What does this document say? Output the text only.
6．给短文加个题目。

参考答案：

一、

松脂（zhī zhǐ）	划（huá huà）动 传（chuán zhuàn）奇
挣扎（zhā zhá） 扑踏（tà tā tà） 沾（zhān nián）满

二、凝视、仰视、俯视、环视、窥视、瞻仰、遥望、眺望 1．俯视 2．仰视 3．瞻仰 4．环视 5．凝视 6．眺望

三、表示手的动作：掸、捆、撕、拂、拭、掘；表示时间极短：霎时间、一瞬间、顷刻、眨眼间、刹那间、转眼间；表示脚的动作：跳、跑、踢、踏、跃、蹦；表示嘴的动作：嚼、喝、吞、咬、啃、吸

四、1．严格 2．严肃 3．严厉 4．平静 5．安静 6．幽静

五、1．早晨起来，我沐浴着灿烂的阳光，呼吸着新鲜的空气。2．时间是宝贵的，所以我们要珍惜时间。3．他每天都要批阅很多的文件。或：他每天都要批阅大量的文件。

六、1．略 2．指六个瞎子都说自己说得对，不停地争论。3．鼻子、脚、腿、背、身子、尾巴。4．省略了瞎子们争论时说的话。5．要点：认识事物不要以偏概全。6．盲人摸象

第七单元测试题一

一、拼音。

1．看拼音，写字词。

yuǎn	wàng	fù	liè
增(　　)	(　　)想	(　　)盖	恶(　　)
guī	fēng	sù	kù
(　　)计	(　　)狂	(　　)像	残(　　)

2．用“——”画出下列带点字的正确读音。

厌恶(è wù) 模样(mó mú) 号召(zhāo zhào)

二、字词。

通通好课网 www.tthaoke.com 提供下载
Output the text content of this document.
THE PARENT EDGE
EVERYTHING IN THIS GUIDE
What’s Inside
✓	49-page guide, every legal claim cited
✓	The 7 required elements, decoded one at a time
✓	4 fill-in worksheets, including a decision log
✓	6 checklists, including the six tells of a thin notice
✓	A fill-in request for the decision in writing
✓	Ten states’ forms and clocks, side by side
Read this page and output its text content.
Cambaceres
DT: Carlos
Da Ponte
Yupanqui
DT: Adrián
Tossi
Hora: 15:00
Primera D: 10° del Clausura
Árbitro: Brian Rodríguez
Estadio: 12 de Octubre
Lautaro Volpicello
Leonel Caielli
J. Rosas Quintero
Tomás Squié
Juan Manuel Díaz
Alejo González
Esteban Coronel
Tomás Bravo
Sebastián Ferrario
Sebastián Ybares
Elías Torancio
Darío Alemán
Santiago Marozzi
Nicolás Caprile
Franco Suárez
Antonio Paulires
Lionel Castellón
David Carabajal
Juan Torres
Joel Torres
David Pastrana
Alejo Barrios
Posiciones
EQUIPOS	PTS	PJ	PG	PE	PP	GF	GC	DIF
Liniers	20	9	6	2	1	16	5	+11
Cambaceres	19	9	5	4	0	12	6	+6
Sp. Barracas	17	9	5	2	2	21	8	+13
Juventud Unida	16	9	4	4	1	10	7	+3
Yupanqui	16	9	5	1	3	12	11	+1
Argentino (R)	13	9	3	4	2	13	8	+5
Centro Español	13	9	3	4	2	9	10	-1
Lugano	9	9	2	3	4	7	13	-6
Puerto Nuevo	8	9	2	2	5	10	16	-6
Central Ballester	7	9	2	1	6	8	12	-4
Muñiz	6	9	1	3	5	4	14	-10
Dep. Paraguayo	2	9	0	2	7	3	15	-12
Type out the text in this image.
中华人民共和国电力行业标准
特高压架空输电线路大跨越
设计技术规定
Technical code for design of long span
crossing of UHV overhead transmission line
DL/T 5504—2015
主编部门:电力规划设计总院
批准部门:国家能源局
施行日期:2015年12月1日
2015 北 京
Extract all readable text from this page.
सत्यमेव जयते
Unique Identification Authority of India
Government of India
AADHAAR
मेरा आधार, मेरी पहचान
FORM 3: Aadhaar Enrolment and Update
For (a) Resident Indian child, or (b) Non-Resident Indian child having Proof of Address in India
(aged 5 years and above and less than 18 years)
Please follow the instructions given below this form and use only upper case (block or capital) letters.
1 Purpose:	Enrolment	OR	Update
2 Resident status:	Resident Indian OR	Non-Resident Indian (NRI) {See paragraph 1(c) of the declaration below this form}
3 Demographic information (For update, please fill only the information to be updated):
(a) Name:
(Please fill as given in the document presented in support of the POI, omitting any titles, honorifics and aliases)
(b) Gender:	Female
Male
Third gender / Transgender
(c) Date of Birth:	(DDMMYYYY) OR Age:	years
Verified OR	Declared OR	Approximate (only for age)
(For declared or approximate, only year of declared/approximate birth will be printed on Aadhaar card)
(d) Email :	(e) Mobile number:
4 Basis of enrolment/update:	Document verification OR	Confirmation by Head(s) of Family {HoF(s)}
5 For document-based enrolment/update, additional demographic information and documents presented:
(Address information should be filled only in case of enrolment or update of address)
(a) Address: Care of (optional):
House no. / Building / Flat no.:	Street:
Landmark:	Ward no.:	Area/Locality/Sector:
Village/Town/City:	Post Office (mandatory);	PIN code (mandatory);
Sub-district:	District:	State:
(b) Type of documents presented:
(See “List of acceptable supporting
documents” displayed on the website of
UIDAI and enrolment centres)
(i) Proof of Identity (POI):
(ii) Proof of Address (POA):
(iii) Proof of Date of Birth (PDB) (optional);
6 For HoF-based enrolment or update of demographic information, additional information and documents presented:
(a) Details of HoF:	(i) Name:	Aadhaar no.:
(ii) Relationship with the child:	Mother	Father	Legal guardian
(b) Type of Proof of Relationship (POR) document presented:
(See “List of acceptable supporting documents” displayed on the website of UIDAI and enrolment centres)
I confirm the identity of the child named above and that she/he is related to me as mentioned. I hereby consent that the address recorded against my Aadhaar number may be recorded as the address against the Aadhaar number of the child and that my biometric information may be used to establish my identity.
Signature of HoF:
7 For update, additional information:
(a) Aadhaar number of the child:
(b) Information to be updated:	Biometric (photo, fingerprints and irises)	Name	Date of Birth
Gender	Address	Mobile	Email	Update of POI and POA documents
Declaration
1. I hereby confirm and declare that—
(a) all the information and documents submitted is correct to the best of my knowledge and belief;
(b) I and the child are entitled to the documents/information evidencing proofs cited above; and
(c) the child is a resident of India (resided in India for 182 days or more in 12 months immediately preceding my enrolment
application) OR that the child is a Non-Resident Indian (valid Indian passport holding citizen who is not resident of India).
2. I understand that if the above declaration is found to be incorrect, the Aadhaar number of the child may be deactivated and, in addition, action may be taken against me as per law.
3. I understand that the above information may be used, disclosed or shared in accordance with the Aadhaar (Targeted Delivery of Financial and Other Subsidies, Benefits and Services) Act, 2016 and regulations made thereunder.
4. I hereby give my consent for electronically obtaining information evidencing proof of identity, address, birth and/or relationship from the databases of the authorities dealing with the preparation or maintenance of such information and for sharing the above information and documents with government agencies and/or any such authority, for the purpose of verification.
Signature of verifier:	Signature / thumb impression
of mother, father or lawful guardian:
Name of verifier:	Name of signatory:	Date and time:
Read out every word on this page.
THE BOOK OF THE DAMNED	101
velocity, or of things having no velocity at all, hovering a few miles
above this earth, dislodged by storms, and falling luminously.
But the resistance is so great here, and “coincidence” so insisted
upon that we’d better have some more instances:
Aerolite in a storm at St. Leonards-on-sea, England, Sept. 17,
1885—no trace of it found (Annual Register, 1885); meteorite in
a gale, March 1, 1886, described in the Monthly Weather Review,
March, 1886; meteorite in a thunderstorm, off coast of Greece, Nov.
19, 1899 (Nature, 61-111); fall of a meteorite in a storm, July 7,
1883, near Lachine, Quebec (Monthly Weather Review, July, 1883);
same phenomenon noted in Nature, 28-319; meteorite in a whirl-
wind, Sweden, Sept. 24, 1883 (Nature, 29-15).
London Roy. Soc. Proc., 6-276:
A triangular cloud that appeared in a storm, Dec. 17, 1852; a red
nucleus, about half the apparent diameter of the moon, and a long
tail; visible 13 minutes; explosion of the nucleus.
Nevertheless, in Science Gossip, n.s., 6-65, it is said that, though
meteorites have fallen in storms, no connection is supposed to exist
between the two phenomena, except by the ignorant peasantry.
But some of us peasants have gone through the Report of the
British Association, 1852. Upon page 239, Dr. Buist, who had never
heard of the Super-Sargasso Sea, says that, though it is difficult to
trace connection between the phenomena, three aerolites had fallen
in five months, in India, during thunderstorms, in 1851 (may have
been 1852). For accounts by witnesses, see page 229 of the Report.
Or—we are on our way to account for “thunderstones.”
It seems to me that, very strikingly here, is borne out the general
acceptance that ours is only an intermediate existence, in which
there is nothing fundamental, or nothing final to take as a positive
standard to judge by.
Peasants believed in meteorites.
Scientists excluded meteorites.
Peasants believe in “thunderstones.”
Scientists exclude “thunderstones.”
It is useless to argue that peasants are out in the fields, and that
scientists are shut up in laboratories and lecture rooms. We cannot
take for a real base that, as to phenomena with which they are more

* Required work
Find all lines where the word "long" appears. Copy them.

* Problem solution
Technical code for design of long span
nucleus, about half the apparent diameter of the moon, and a long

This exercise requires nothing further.